Action item: An exact copy of every entry is needed, without the pictures.

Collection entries
=== Begin Enclosure ===
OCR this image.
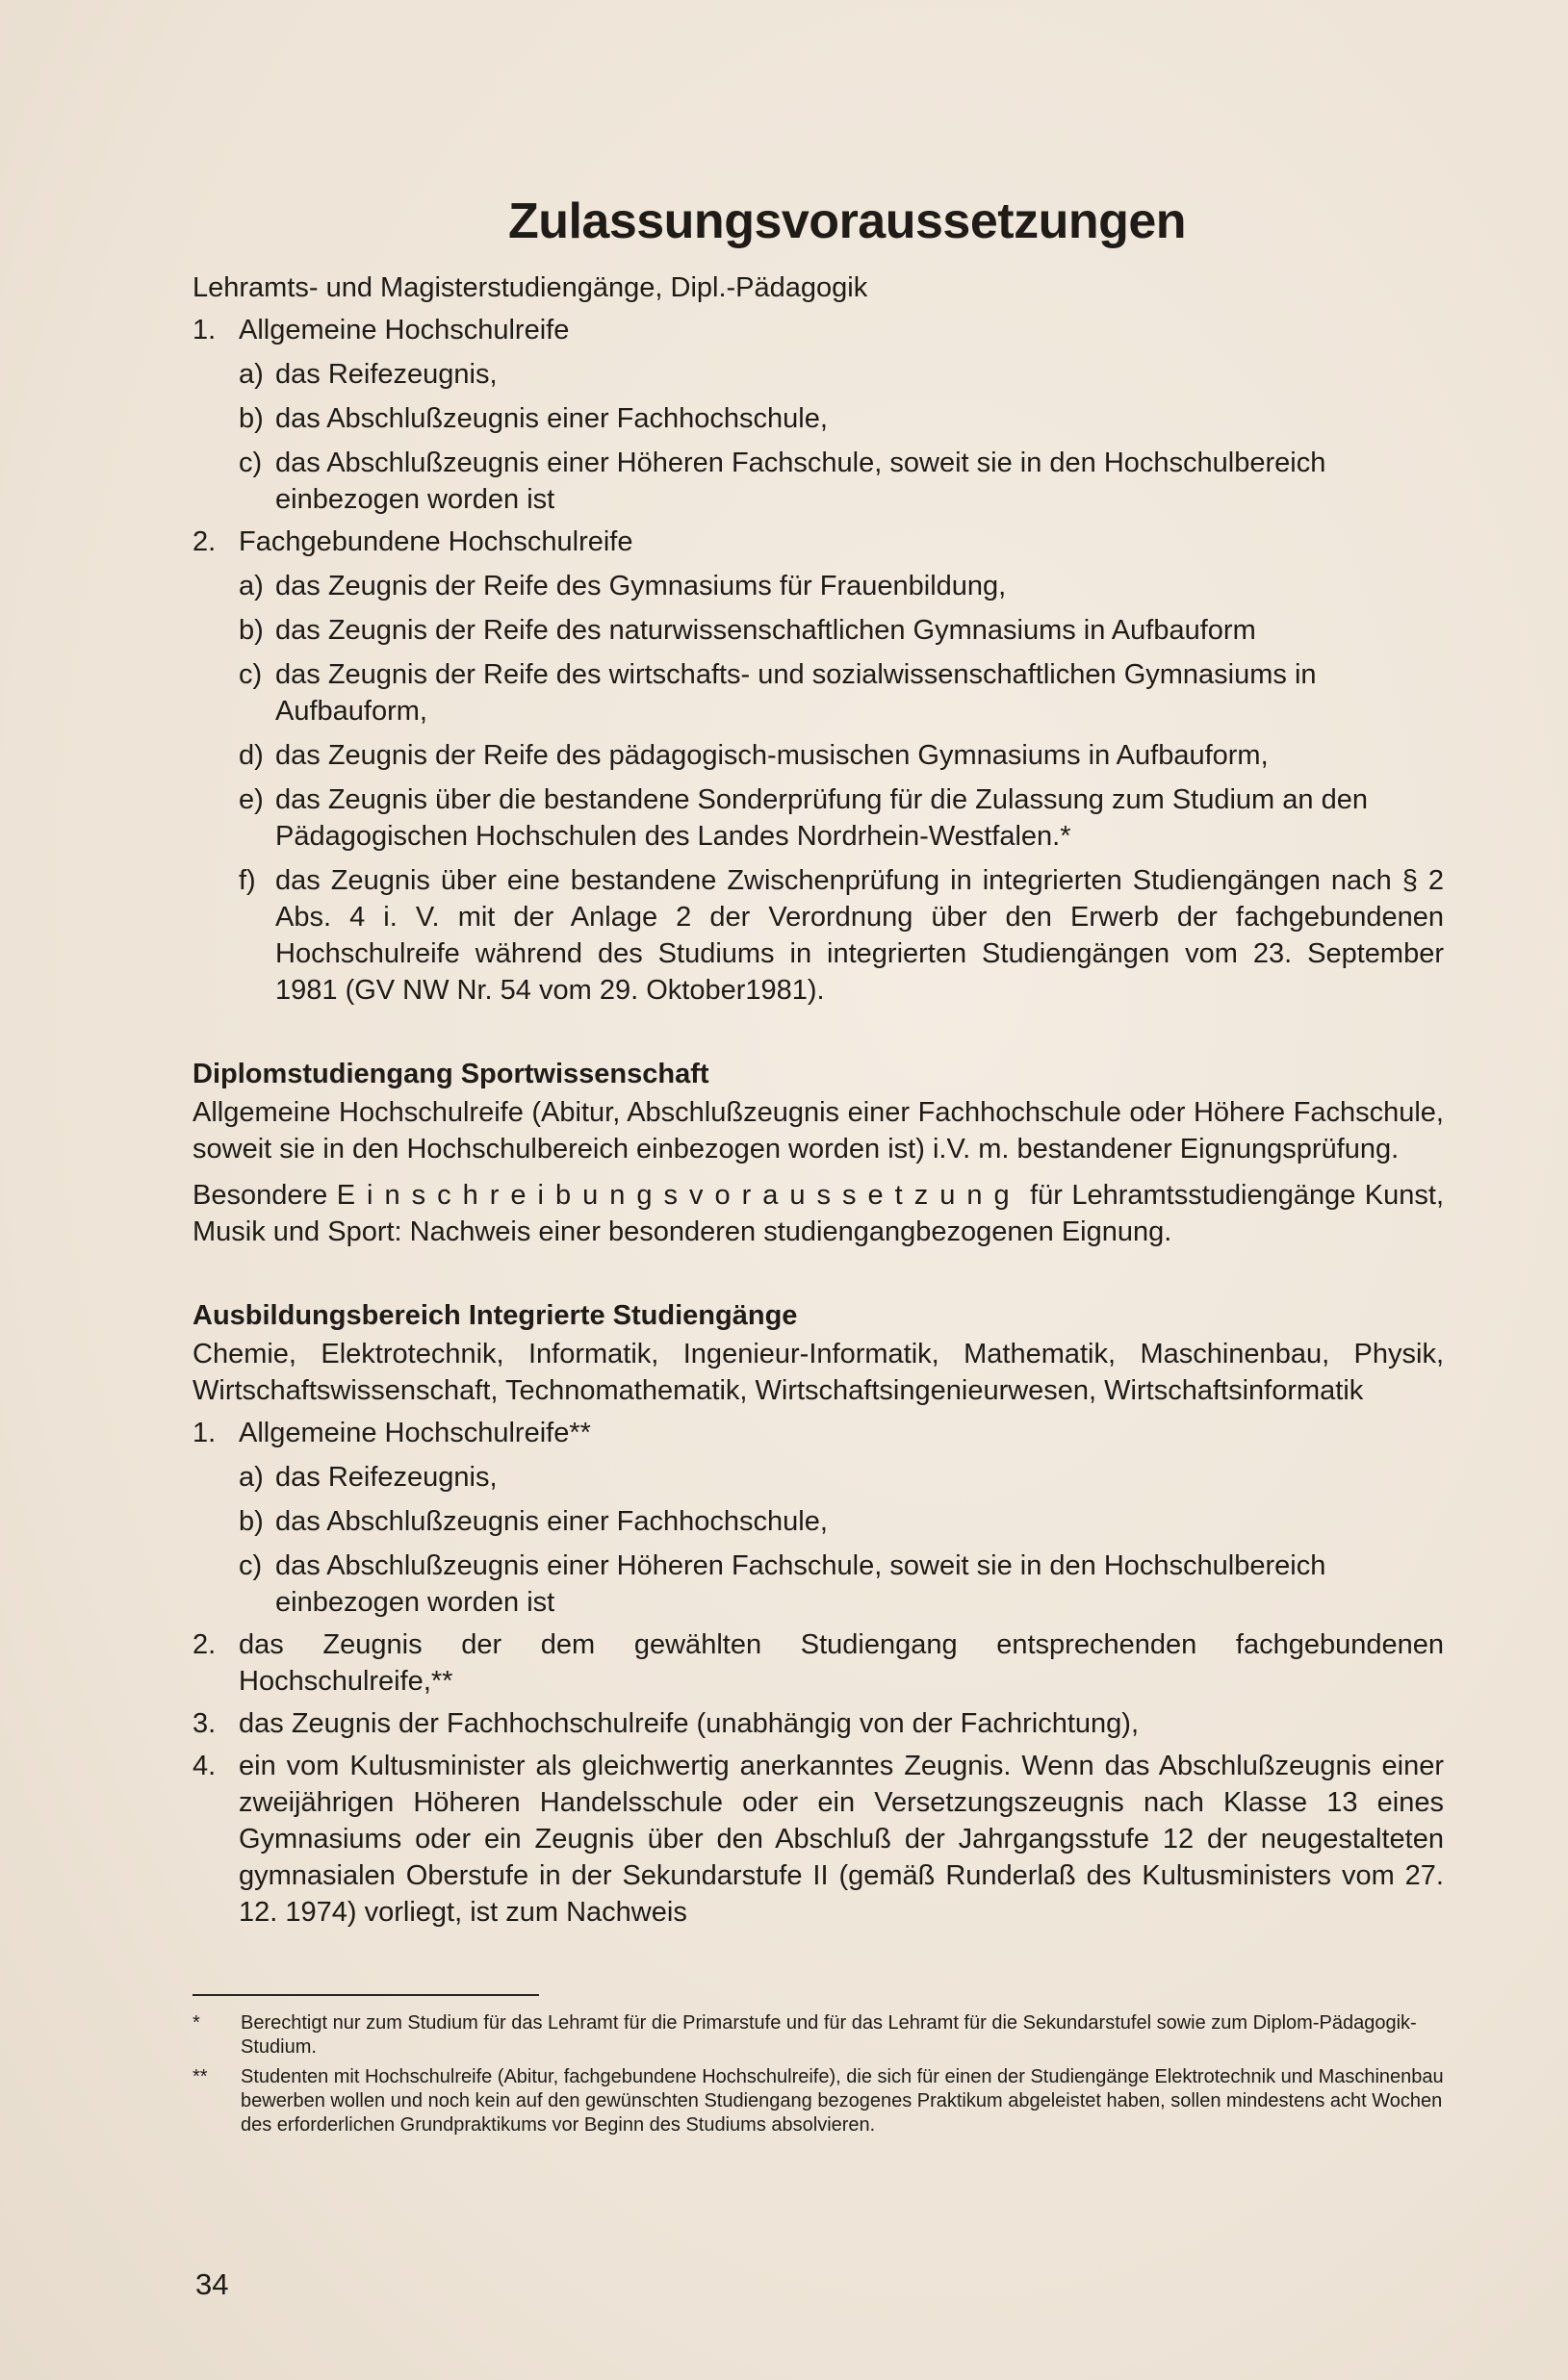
Zulassungsvoraussetzungen
Lehramts- und Magisterstudiengänge, Dipl.-Pädagogik
1. Allgemeine Hochschulreife
a) das Reifezeugnis,
b) das Abschlußzeugnis einer Fachhochschule,
c) das Abschlußzeugnis einer Höheren Fachschule, soweit sie in den Hochschulbereich einbezogen worden ist
2. Fachgebundene Hochschulreife
a) das Zeugnis der Reife des Gymnasiums für Frauenbildung,
b) das Zeugnis der Reife des naturwissenschaftlichen Gymnasiums in Aufbauform
c) das Zeugnis der Reife des wirtschafts- und sozialwissenschaftlichen Gymnasiums in Aufbauform,
d) das Zeugnis der Reife des pädagogisch-musischen Gymnasiums in Aufbauform,
e) das Zeugnis über die bestandene Sonderprüfung für die Zulassung zum Studium an den Pädagogischen Hochschulen des Landes Nordrhein-Westfalen.*
f) das Zeugnis über eine bestandene Zwischenprüfung in integrierten Studiengängen nach § 2 Abs. 4 i. V. mit der Anlage 2 der Verordnung über den Erwerb der fachgebundenen Hochschulreife während des Studiums in integrierten Studiengängen vom 23. September 1981 (GV NW Nr. 54 vom 29. Oktober1981).
Diplomstudiengang Sportwissenschaft
Allgemeine Hochschulreife (Abitur, Abschlußzeugnis einer Fachhochschule oder Höhere Fachschule, soweit sie in den Hochschulbereich einbezogen worden ist) i.V. m. bestandener Eignungsprüfung.
Besondere Einschreibungsvoraussetzung für Lehramtsstudiengänge Kunst, Musik und Sport: Nachweis einer besonderen studiengangbezogenen Eignung.
Ausbildungsbereich Integrierte Studiengänge
Chemie, Elektrotechnik, Informatik, Ingenieur-Informatik, Mathematik, Maschinenbau, Physik, Wirtschaftswissenschaft, Technomathematik, Wirtschaftsingenieurwesen, Wirtschaftsinformatik
1. Allgemeine Hochschulreife**
a) das Reifezeugnis,
b) das Abschlußzeugnis einer Fachhochschule,
c) das Abschlußzeugnis einer Höheren Fachschule, soweit sie in den Hochschulbereich einbezogen worden ist
2. das Zeugnis der dem gewählten Studiengang entsprechenden fachgebundenen Hochschulreife,**
3. das Zeugnis der Fachhochschulreife (unabhängig von der Fachrichtung),
4. ein vom Kultusminister als gleichwertig anerkanntes Zeugnis. Wenn das Abschlußzeugnis einer zweijährigen Höheren Handelsschule oder ein Versetzungszeugnis nach Klasse 13 eines Gymnasiums oder ein Zeugnis über den Abschluß der Jahrgangsstufe 12 der neugestalteten gymnasialen Oberstufe in der Sekundarstufe II (gemäß Runderlaß des Kultusministers vom 27. 12. 1974) vorliegt, ist zum Nachweis
*	Berechtigt nur zum Studium für das Lehramt für die Primarstufe und für das Lehramt für die Sekundarstufel sowie zum Diplom-Pädagogik-Studium.
**	Studenten mit Hochschulreife (Abitur, fachgebundene Hochschulreife), die sich für einen der Studiengänge Elektrotechnik und Maschinenbau bewerben wollen und noch kein auf den gewünschten Studiengang bezogenes Praktikum abgeleistet haben, sollen mindestens acht Wochen des erforderlichen Grundpraktikums vor Beginn des Studiums absolvieren.
34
=== End Enclosure ===
Exercise answer:
OCR this image.
Zulassungsvoraussetzungen
Lehramts- und Magisterstudiengänge, Dipl.-Pädagogik
1. Allgemeine Hochschulreife
a) das Reifezeugnis,
b) das Abschlußzeugnis einer Fachhochschule,
c) das Abschlußzeugnis einer Höheren Fachschule, soweit sie in den Hochschulbereich einbezogen worden ist
2. Fachgebundene Hochschulreife
a) das Zeugnis der Reife des Gymnasiums für Frauenbildung,
b) das Zeugnis der Reife des naturwissenschaftlichen Gymnasiums in Aufbauform
c) das Zeugnis der Reife des wirtschafts- und sozialwissenschaftlichen Gymnasiums in Aufbauform,
d) das Zeugnis der Reife des pädagogisch-musischen Gymnasiums in Aufbauform,
e) das Zeugnis über die bestandene Sonderprüfung für die Zulassung zum Studium an den Pädagogischen Hochschulen des Landes Nordrhein-Westfalen.*
f) das Zeugnis über eine bestandene Zwischenprüfung in integrierten Studiengängen nach § 2 Abs. 4 i. V. mit der Anlage 2 der Verordnung über den Erwerb der fachgebundenen Hochschulreife während des Studiums in integrierten Studiengängen vom 23. September 1981 (GV NW Nr. 54 vom 29. Oktober1981).
Diplomstudiengang Sportwissenschaft
Allgemeine Hochschulreife (Abitur, Abschlußzeugnis einer Fachhochschule oder Höhere Fachschule, soweit sie in den Hochschulbereich einbezogen worden ist) i.V. m. bestandener Eignungsprüfung.
Besondere Einschreibungsvoraussetzung für Lehramtsstudiengänge Kunst, Musik und Sport: Nachweis einer besonderen studiengangbezogenen Eignung.
Ausbildungsbereich Integrierte Studiengänge
Chemie, Elektrotechnik, Informatik, Ingenieur-Informatik, Mathematik, Maschinenbau, Physik, Wirtschaftswissenschaft, Technomathematik, Wirtschaftsingenieurwesen, Wirtschaftsinformatik
1. Allgemeine Hochschulreife**
a) das Reifezeugnis,
b) das Abschlußzeugnis einer Fachhochschule,
c) das Abschlußzeugnis einer Höheren Fachschule, soweit sie in den Hochschulbereich einbezogen worden ist
2. das Zeugnis der dem gewählten Studiengang entsprechenden fachgebundenen Hochschulreife,**
3. das Zeugnis der Fachhochschulreife (unabhängig von der Fachrichtung),
4. ein vom Kultusminister als gleichwertig anerkanntes Zeugnis. Wenn das Abschlußzeugnis einer zweijährigen Höheren Handelsschule oder ein Versetzungszeugnis nach Klasse 13 eines Gymnasiums oder ein Zeugnis über den Abschluß der Jahrgangsstufe 12 der neugestalteten gymnasialen Oberstufe in der Sekundarstufe II (gemäß Runderlaß des Kultusministers vom 27. 12. 1974) vorliegt, ist zum Nachweis
*	Berechtigt nur zum Studium für das Lehramt für die Primarstufe und für das Lehramt für die Sekundarstufel sowie zum Diplom-Pädagogik-Studium.
**	Studenten mit Hochschulreife (Abitur, fachgebundene Hochschulreife), die sich für einen der Studiengänge Elektrotechnik und Maschinenbau bewerben wollen und noch kein auf den gewünschten Studiengang bezogenes Praktikum abgeleistet haben, sollen mindestens acht Wochen des erforderlichen Grundpraktikums vor Beginn des Studiums absolvieren.
34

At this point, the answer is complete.